__What to produce__.
Select the lines that contain "role" and copy each of them.

Dataset records
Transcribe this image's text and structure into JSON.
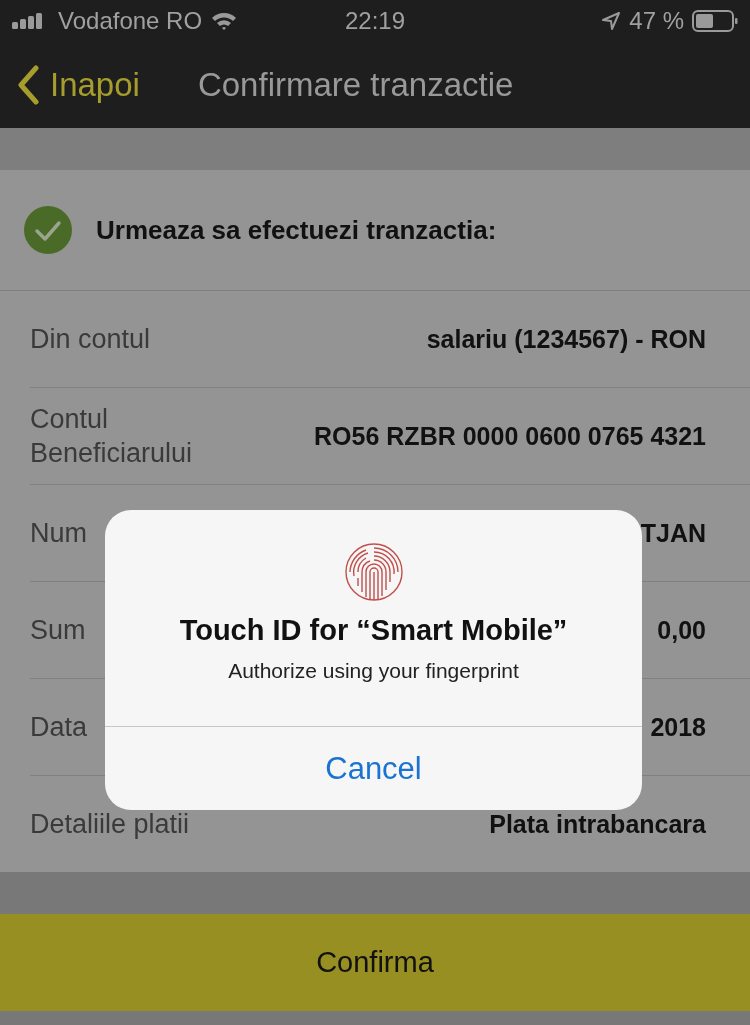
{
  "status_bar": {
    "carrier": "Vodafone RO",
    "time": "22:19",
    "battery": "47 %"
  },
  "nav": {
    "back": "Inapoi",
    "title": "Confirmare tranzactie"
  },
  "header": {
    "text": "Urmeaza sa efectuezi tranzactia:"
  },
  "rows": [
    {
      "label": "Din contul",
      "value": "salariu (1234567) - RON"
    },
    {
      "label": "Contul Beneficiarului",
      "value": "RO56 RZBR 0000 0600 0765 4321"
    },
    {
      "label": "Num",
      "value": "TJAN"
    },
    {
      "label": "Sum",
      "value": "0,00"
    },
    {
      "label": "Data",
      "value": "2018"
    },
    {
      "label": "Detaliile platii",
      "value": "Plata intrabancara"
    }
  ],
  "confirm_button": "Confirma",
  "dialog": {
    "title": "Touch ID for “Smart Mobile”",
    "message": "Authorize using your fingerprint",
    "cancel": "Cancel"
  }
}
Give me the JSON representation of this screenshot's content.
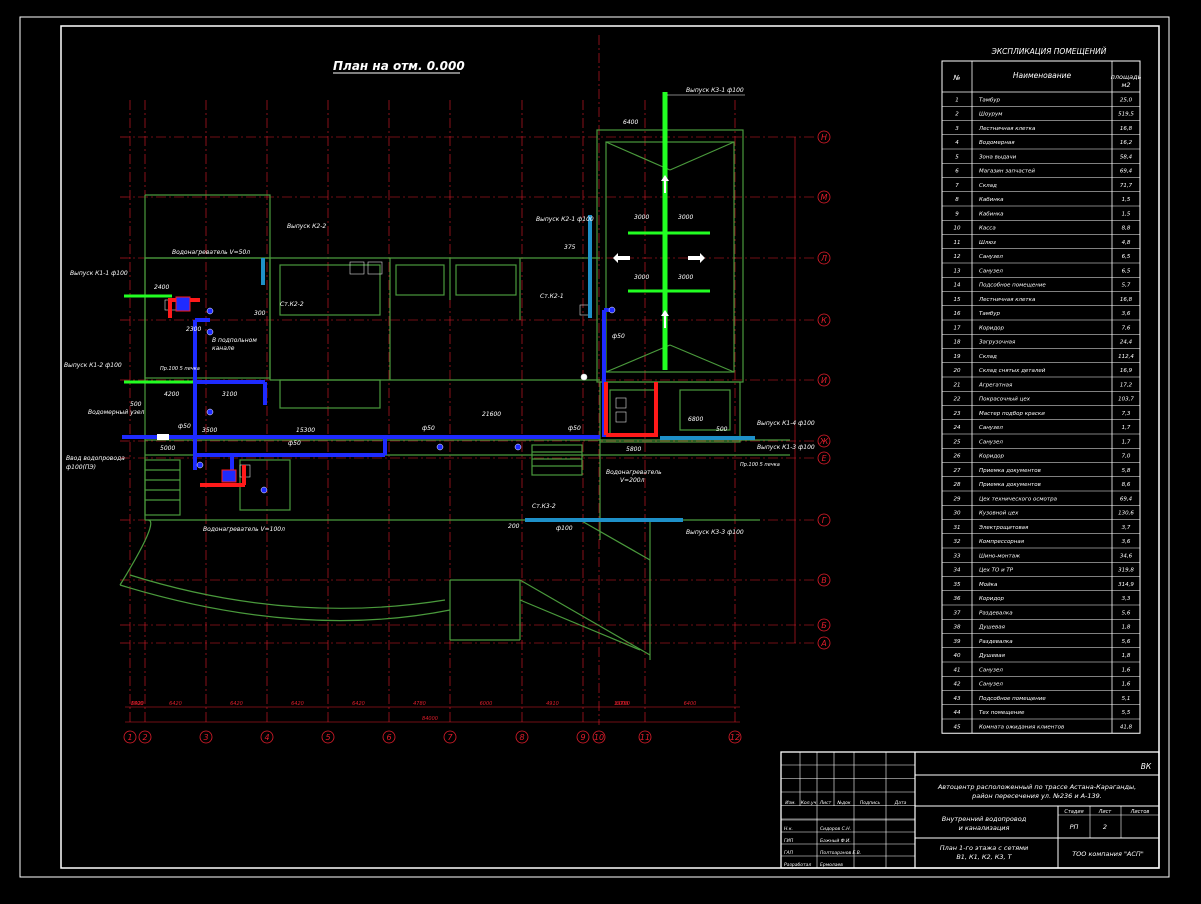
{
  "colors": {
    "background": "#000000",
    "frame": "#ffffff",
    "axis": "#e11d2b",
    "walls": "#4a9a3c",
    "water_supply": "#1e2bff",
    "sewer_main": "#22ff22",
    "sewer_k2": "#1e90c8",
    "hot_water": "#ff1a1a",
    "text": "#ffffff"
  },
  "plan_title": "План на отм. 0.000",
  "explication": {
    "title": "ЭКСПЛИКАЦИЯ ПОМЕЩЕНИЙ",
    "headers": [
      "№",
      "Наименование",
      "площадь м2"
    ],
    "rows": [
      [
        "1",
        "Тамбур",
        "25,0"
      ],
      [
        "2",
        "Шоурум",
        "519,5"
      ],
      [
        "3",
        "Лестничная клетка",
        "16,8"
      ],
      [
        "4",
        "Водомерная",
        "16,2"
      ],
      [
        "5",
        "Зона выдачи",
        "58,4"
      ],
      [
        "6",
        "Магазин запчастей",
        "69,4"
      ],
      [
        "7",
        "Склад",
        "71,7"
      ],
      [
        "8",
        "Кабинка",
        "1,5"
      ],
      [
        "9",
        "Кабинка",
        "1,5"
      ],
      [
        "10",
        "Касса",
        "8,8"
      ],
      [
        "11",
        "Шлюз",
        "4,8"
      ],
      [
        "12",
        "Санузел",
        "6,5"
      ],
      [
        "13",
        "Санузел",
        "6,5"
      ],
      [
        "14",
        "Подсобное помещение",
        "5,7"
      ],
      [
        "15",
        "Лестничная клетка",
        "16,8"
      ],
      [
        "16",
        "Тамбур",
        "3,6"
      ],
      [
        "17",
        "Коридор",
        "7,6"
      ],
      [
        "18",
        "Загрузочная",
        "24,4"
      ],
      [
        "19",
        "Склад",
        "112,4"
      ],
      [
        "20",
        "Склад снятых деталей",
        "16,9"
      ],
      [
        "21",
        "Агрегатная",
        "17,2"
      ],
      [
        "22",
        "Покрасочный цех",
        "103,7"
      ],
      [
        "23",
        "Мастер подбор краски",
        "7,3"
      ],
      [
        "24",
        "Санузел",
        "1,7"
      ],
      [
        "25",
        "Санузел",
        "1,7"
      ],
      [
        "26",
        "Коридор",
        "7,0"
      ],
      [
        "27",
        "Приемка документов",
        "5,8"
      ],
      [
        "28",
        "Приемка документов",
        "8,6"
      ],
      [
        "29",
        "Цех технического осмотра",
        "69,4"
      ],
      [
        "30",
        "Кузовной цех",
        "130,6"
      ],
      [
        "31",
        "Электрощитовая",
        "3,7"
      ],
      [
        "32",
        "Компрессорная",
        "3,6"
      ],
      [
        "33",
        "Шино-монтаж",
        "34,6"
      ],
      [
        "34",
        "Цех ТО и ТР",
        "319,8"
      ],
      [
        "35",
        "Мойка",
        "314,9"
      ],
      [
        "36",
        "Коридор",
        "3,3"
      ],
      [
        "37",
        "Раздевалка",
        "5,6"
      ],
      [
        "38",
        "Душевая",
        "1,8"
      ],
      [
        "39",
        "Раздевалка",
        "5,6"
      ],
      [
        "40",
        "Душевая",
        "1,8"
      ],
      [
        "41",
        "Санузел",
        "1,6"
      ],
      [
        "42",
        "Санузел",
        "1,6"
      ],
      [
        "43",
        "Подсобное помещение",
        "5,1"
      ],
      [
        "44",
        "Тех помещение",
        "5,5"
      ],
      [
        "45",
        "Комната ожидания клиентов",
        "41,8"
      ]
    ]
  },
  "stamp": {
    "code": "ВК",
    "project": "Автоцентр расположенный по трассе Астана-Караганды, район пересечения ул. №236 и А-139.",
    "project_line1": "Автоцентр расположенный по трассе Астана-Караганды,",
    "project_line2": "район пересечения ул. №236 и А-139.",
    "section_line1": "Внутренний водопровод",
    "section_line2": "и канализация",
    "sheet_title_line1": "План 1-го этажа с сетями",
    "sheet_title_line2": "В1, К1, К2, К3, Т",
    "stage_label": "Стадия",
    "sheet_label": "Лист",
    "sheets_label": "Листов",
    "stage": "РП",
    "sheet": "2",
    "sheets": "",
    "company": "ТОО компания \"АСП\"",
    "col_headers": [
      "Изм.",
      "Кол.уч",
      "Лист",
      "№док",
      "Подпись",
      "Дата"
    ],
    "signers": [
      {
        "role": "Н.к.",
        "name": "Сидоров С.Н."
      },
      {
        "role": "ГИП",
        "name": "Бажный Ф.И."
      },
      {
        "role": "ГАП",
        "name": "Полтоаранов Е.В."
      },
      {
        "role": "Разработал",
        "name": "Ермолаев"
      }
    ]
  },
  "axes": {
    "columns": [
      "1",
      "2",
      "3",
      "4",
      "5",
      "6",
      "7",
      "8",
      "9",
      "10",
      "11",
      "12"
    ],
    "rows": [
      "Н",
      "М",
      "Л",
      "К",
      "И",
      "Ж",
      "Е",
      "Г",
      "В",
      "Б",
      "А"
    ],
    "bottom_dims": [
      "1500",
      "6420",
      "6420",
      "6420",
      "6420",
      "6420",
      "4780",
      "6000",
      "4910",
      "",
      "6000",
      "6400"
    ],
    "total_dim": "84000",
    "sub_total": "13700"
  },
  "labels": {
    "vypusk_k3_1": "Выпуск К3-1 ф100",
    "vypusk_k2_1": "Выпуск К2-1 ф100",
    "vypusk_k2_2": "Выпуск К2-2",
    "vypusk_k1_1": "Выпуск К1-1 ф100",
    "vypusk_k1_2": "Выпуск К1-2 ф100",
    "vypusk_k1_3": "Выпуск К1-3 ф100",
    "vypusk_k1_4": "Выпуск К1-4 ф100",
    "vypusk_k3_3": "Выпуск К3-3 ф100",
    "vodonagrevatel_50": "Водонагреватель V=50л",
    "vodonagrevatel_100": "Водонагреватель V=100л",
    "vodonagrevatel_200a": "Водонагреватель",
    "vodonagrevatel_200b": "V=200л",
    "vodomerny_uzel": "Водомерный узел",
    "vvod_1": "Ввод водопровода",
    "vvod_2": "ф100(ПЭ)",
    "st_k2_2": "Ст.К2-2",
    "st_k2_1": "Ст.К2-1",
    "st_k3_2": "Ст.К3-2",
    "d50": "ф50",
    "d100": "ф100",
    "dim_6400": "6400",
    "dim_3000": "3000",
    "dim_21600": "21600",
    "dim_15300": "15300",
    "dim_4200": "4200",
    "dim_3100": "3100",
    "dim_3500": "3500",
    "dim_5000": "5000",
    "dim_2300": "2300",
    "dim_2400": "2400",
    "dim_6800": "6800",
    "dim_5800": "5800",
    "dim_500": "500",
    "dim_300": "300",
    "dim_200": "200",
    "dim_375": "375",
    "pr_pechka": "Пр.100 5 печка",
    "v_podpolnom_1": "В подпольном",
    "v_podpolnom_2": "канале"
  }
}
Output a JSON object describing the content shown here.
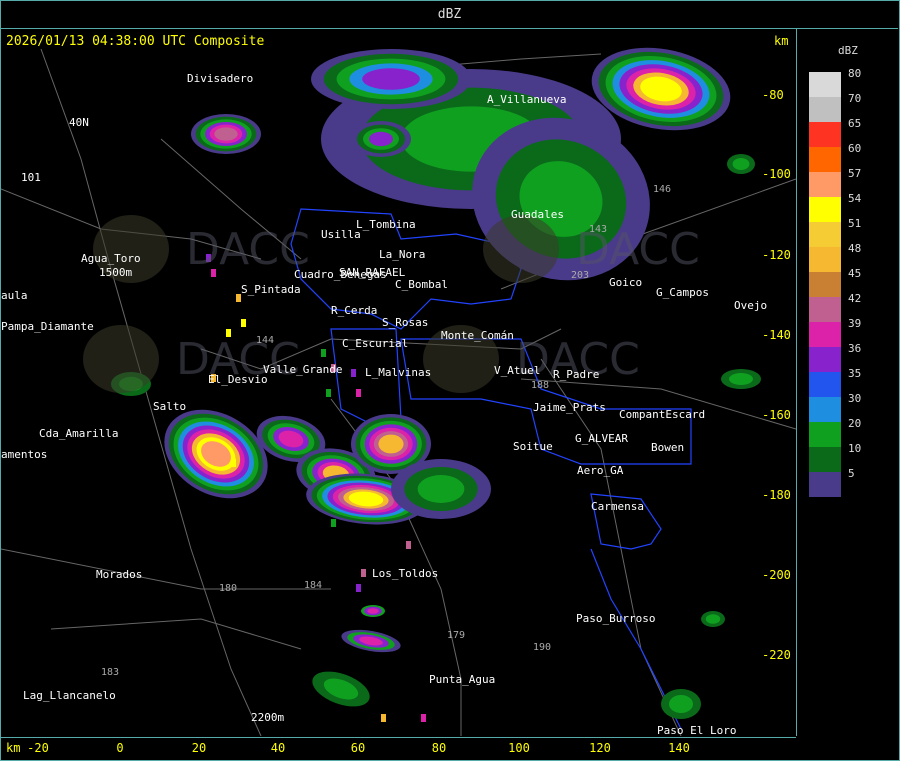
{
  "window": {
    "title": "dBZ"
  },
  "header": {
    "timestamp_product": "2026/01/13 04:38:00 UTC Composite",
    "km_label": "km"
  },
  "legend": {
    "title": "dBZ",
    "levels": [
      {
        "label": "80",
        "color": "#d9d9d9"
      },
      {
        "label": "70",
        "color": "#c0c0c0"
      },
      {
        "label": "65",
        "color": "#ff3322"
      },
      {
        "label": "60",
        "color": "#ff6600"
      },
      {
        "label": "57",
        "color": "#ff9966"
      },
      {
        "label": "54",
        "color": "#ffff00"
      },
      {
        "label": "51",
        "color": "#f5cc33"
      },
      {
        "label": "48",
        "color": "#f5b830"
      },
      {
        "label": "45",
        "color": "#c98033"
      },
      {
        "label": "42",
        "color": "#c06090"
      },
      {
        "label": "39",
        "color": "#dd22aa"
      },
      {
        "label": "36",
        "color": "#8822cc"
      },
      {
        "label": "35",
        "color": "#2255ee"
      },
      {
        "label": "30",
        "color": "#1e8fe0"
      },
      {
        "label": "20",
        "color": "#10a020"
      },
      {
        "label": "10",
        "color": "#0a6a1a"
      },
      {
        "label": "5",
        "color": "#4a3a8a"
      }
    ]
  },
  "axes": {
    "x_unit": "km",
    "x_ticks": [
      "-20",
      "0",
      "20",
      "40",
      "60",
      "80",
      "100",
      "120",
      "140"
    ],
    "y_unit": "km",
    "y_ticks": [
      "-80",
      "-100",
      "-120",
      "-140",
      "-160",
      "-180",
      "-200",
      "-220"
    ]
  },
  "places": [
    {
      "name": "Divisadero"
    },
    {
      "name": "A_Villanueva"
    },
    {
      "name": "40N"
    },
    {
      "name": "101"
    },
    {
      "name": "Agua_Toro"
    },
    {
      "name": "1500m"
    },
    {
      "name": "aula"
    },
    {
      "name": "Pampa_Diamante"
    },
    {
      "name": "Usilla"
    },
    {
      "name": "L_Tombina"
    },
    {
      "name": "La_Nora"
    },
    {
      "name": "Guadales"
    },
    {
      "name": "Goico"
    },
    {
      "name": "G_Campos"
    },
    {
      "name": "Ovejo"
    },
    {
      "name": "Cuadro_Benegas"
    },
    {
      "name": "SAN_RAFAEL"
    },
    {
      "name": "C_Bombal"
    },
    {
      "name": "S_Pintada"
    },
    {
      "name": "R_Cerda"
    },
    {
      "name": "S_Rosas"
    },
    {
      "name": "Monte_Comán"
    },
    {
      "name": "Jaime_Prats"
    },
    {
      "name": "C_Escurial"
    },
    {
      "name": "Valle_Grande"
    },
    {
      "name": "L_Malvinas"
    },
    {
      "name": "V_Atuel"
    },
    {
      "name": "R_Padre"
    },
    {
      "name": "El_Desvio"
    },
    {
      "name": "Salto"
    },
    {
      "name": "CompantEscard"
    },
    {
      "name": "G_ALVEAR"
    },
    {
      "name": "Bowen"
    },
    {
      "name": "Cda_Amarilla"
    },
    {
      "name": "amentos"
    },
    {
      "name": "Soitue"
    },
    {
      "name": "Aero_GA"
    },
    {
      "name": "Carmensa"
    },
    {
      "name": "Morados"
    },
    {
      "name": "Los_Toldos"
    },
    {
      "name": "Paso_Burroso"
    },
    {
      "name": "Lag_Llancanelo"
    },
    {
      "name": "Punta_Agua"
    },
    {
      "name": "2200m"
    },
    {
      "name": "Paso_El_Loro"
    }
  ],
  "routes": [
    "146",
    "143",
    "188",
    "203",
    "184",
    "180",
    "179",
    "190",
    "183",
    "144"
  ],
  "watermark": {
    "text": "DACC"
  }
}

__Exercise output__.
        "role": "Н.к.",
        "role": "ГИП",
        "role": "ГАП",
        "role": "Разработал",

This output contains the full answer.